What to work on =>
For each line of the data below that holds "this", copy the line.

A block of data
..............................

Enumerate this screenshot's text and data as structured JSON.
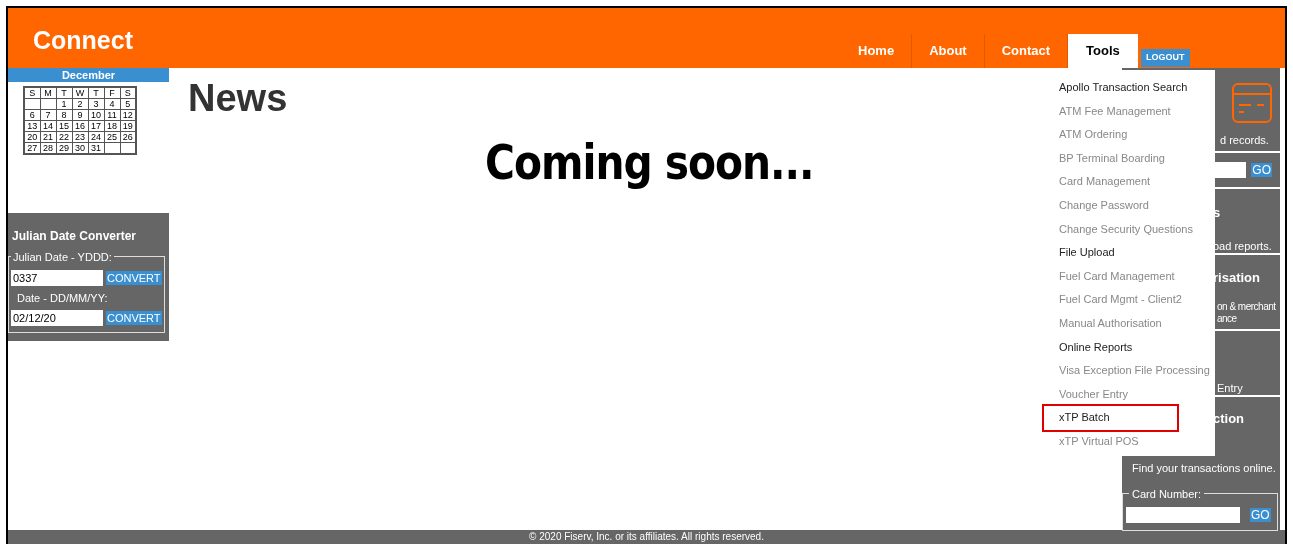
{
  "header": {
    "logo": "Connect",
    "tabs": [
      {
        "label": "Home",
        "selected": false
      },
      {
        "label": "About",
        "selected": false
      },
      {
        "label": "Contact",
        "selected": false
      },
      {
        "label": "Tools",
        "selected": true
      }
    ],
    "logout": "LOGOUT"
  },
  "calendar": {
    "month": "December",
    "weekdays": [
      "S",
      "M",
      "T",
      "W",
      "T",
      "F",
      "S"
    ],
    "weeks": [
      {
        "kind": "start",
        "days": [
          "1",
          "2",
          "3",
          "4",
          "5"
        ]
      },
      {
        "kind": "full",
        "days": [
          "6",
          "7",
          "8",
          "9",
          "10",
          "11",
          "12"
        ]
      },
      {
        "kind": "full",
        "days": [
          "13",
          "14",
          "15",
          "16",
          "17",
          "18",
          "19"
        ]
      },
      {
        "kind": "full",
        "days": [
          "20",
          "21",
          "22",
          "23",
          "24",
          "25",
          "26"
        ]
      },
      {
        "kind": "end",
        "days": [
          "27",
          "28",
          "29",
          "30",
          "31"
        ]
      }
    ]
  },
  "julian_converter": {
    "title": "Julian Date Converter",
    "julian_label": "Julian Date - YDDD:",
    "julian_value": "0337",
    "julian_button": "CONVERT",
    "date_label": "Date - DD/MM/YY:",
    "date_value": "02/12/20",
    "date_button": "CONVERT"
  },
  "main": {
    "heading": "News",
    "message": "Coming soon..."
  },
  "tools_menu": [
    {
      "label": "Apollo Transaction Search",
      "disabled": false,
      "highlighted": false
    },
    {
      "label": "ATM Fee Management",
      "disabled": true,
      "highlighted": false
    },
    {
      "label": "ATM Ordering",
      "disabled": true,
      "highlighted": false
    },
    {
      "label": "BP Terminal Boarding",
      "disabled": true,
      "highlighted": false
    },
    {
      "label": "Card Management",
      "disabled": true,
      "highlighted": false
    },
    {
      "label": "Change Password",
      "disabled": true,
      "highlighted": false
    },
    {
      "label": "Change Security Questions",
      "disabled": true,
      "highlighted": false
    },
    {
      "label": "File Upload",
      "disabled": false,
      "highlighted": false
    },
    {
      "label": "Fuel Card Management",
      "disabled": true,
      "highlighted": false
    },
    {
      "label": "Fuel Card Mgmt - Client2",
      "disabled": true,
      "highlighted": false
    },
    {
      "label": "Manual Authorisation",
      "disabled": true,
      "highlighted": false
    },
    {
      "label": "Online Reports",
      "disabled": false,
      "highlighted": false
    },
    {
      "label": "Visa Exception File Processing",
      "disabled": true,
      "highlighted": false
    },
    {
      "label": "Voucher Entry",
      "disabled": true,
      "highlighted": false
    },
    {
      "label": "xTP Batch",
      "disabled": false,
      "highlighted": true
    },
    {
      "label": "xTP Virtual POS",
      "disabled": true,
      "highlighted": false
    }
  ],
  "right_panel": {
    "records_text": "d records.",
    "search_go": "GO",
    "reports_title": "s",
    "reports_text": "oad reports.",
    "auth_title": "risation",
    "auth_text": [
      "on & merchant",
      "ance"
    ],
    "voucher_text": "Entry",
    "transaction_title": "ction",
    "transaction_text": "Find your transactions online.",
    "card_label": "Card Number:",
    "card_go": "GO"
  },
  "footer": "© 2020 Fiserv, Inc. or its affiliates. All rights reserved."
}
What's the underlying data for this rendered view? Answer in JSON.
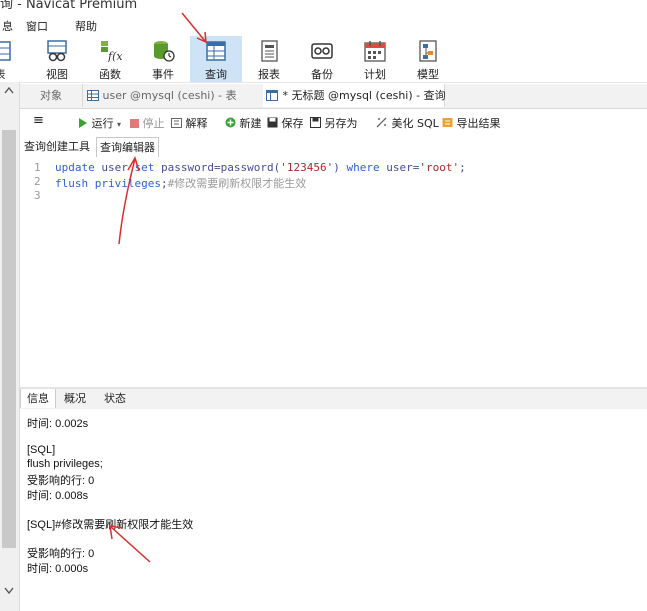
{
  "window": {
    "title": "询 - Navicat Premium"
  },
  "menu": [
    "息",
    "窗口",
    "帮助"
  ],
  "toolbar": {
    "items": [
      {
        "label": "表",
        "icon": "table-icon"
      },
      {
        "label": "视图",
        "icon": "view-icon"
      },
      {
        "label": "函数",
        "icon": "function-icon"
      },
      {
        "label": "事件",
        "icon": "event-icon"
      },
      {
        "label": "查询",
        "icon": "query-icon",
        "active": true
      },
      {
        "label": "报表",
        "icon": "report-icon"
      },
      {
        "label": "备份",
        "icon": "backup-icon"
      },
      {
        "label": "计划",
        "icon": "schedule-icon"
      },
      {
        "label": "模型",
        "icon": "model-icon"
      }
    ]
  },
  "tabs": [
    {
      "label": "对象"
    },
    {
      "label": "user @mysql (ceshi) - 表"
    },
    {
      "label": "* 无标题 @mysql (ceshi) - 查询",
      "active": true
    }
  ],
  "query_toolbar": {
    "menu": "≡",
    "run": "运行",
    "stop": "停止",
    "explain": "解释",
    "new": "新建",
    "save": "保存",
    "save_as": "另存为",
    "beautify": "美化 SQL",
    "export": "导出结果"
  },
  "sub_tabs": [
    {
      "label": "查询创建工具"
    },
    {
      "label": "查询编辑器",
      "active": true
    }
  ],
  "editor": {
    "line_numbers": [
      "1",
      "2",
      "3"
    ],
    "line1": {
      "kw_update": "update",
      "ident_user": "user",
      "kw_set": "set",
      "assign": "password=password(",
      "str_value": "'123456'",
      "close_paren": ")",
      "kw_where": "where",
      "cond": "user=",
      "str_root": "'root'",
      "semi": ";"
    },
    "line2": {
      "kw_flush": "flush",
      "ident_priv": "privileges",
      "semi": ";",
      "comment": "#修改需要刷新权限才能生效"
    }
  },
  "result_tabs": [
    {
      "label": "信息",
      "active": true
    },
    {
      "label": "概况"
    },
    {
      "label": "状态"
    }
  ],
  "info": {
    "lines": [
      "时间: 0.002s",
      "",
      "[SQL]",
      "flush privileges;",
      "受影响的行: 0",
      "时间: 0.008s",
      "",
      "[SQL]#修改需要刷新权限才能生效",
      "",
      "受影响的行: 0",
      "时间: 0.000s"
    ]
  },
  "colors": {
    "active_toolbar": "#cfe3f6",
    "keyword": "#2e5fd6",
    "string": "#b0282e",
    "comment": "#9a9a9a",
    "annotation_arrow": "#d7302c"
  }
}
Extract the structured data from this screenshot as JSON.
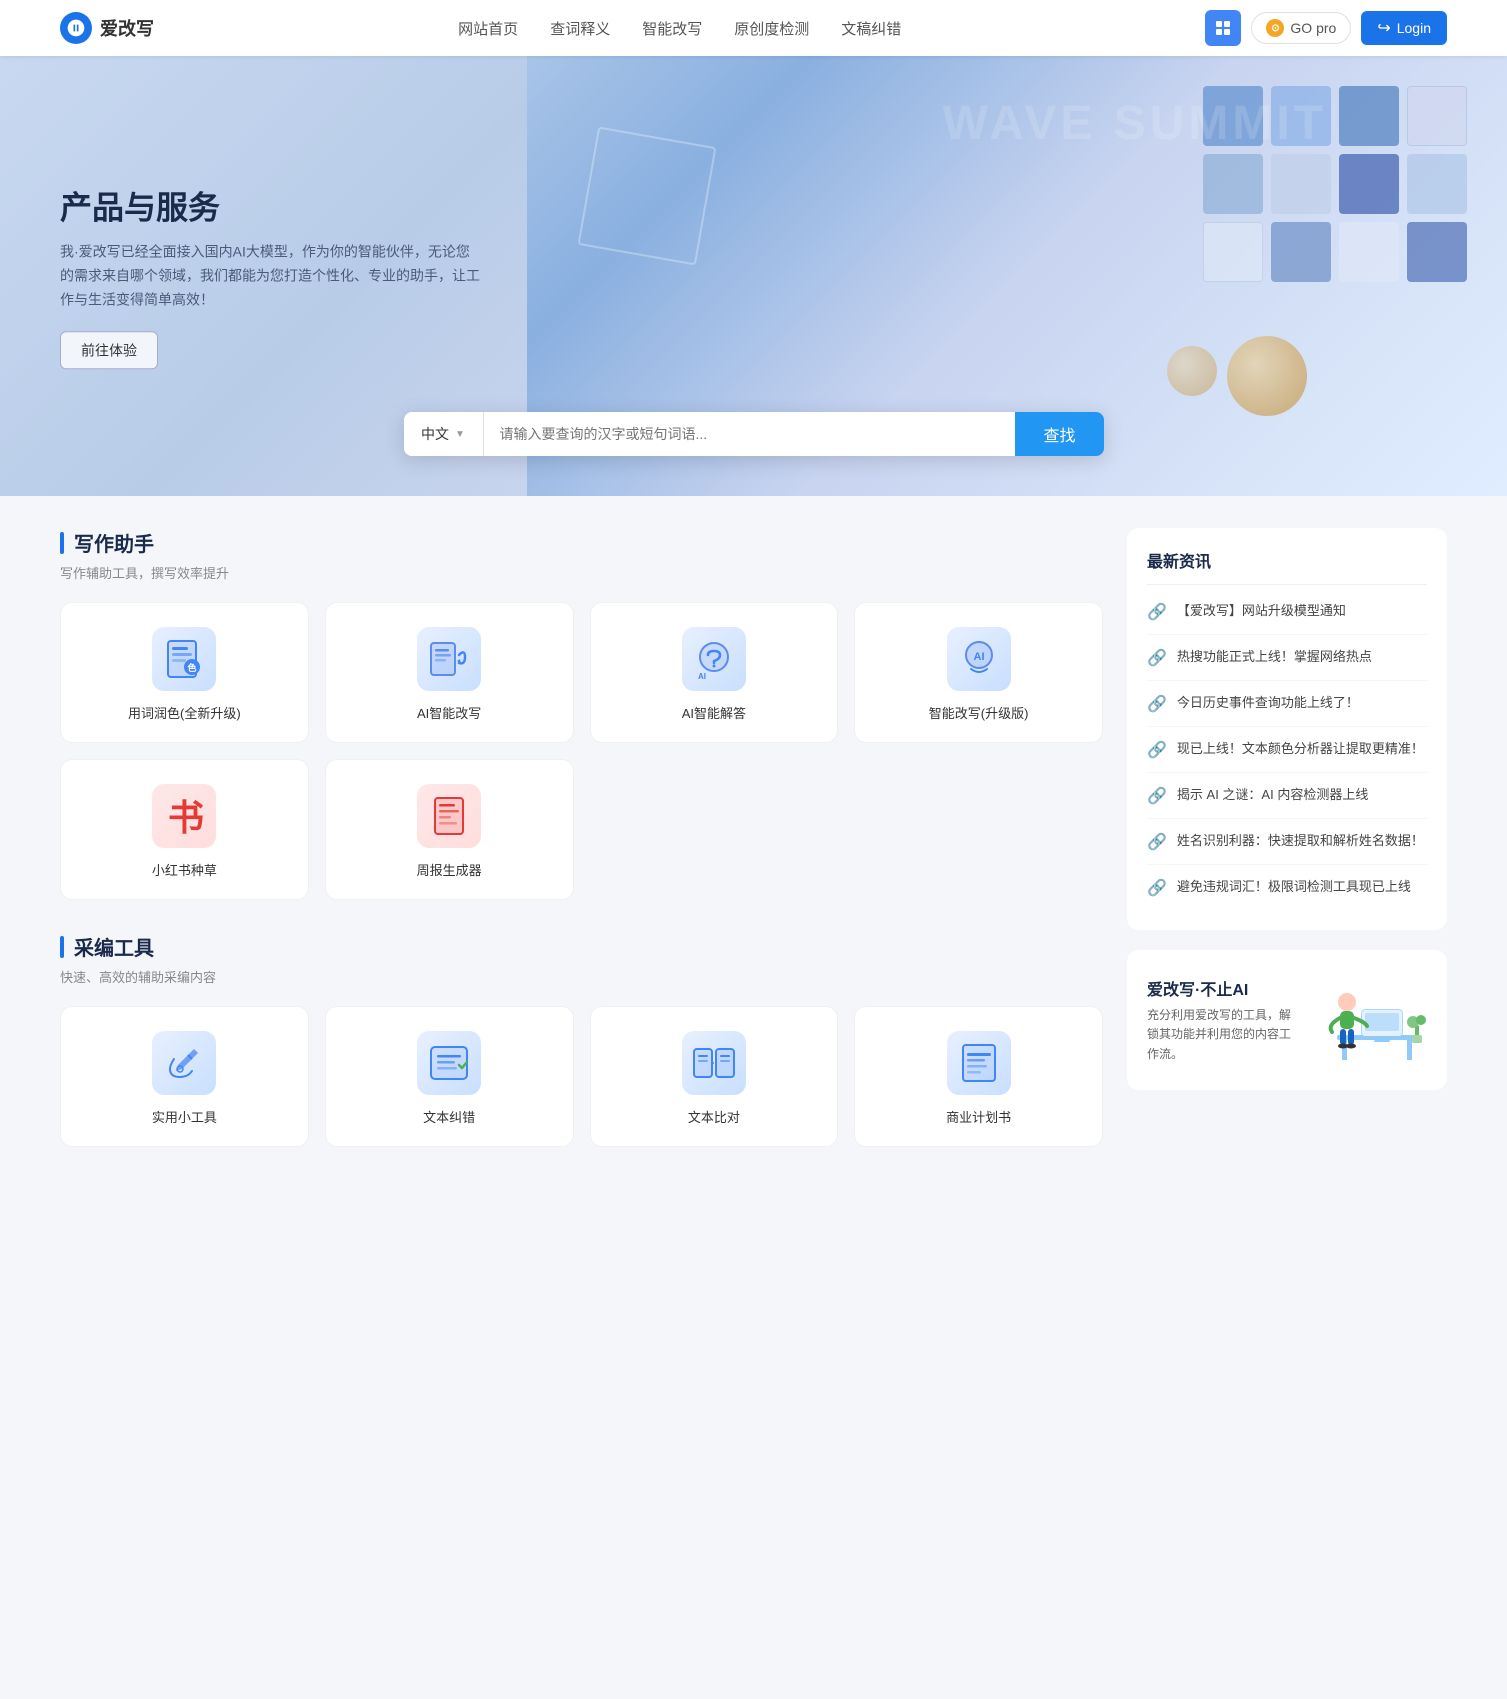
{
  "site": {
    "name": "爱改写",
    "logo_alt": "爱改写 logo"
  },
  "nav": {
    "links": [
      {
        "label": "网站首页",
        "href": "#"
      },
      {
        "label": "查词释义",
        "href": "#"
      },
      {
        "label": "智能改写",
        "href": "#"
      },
      {
        "label": "原创度检测",
        "href": "#"
      },
      {
        "label": "文稿纠错",
        "href": "#"
      }
    ],
    "btn_grid_label": "grid",
    "btn_go_label": "GO pro",
    "btn_login_label": "Login"
  },
  "hero": {
    "title": "产品与服务",
    "desc": "我·爱改写已经全面接入国内AI大模型，作为你的智能伙伴，无论您的需求来自哪个领域，我们都能为您打造个性化、专业的助手，让工作与生活变得简单高效！",
    "btn_label": "前往体验",
    "search": {
      "lang": "中文",
      "placeholder": "请输入要查询的汉字或短句词语...",
      "btn_label": "查找"
    }
  },
  "writing_section": {
    "title": "写作助手",
    "subtitle": "写作辅助工具，撰写效率提升",
    "tools": [
      {
        "id": "word-color",
        "label": "用词润色(全新升级)",
        "icon": "doc-edit"
      },
      {
        "id": "ai-rewrite",
        "label": "AI智能改写",
        "icon": "ai-rewrite"
      },
      {
        "id": "ai-answer",
        "label": "AI智能解答",
        "icon": "ai-answer"
      },
      {
        "id": "smart-rewrite",
        "label": "智能改写(升级版)",
        "icon": "smart-rewrite"
      },
      {
        "id": "xiaohongshu",
        "label": "小红书种草",
        "icon": "book-red"
      },
      {
        "id": "weekly-report",
        "label": "周报生成器",
        "icon": "doc-red"
      }
    ]
  },
  "editing_section": {
    "title": "采编工具",
    "subtitle": "快速、高效的辅助采编内容",
    "tools": [
      {
        "id": "practical",
        "label": "实用小工具",
        "icon": "wrench"
      },
      {
        "id": "text-correct",
        "label": "文本纠错",
        "icon": "text-correct"
      },
      {
        "id": "text-compare",
        "label": "文本比对",
        "icon": "text-compare"
      },
      {
        "id": "business-plan",
        "label": "商业计划书",
        "icon": "business"
      }
    ]
  },
  "news": {
    "title": "最新资讯",
    "items": [
      {
        "text": "【爱改写】网站升级模型通知"
      },
      {
        "text": "热搜功能正式上线！掌握网络热点"
      },
      {
        "text": "今日历史事件查询功能上线了！"
      },
      {
        "text": "现已上线！文本颜色分析器让提取更精准！"
      },
      {
        "text": "揭示 AI 之谜：AI 内容检测器上线"
      },
      {
        "text": "姓名识别利器：快速提取和解析姓名数据！"
      },
      {
        "text": "避免违规词汇！极限词检测工具现已上线"
      }
    ]
  },
  "ad": {
    "title": "爱改写·不止AI",
    "desc": "充分利用爱改写的工具，解锁其功能并利用您的内容工作流。"
  }
}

..............................

Written solution =>
Enumerate this screenshot's text and data as structured JSON.
What's the underlying data for this rendered view? Answer in JSON.
Extract the structured data from this screenshot as JSON.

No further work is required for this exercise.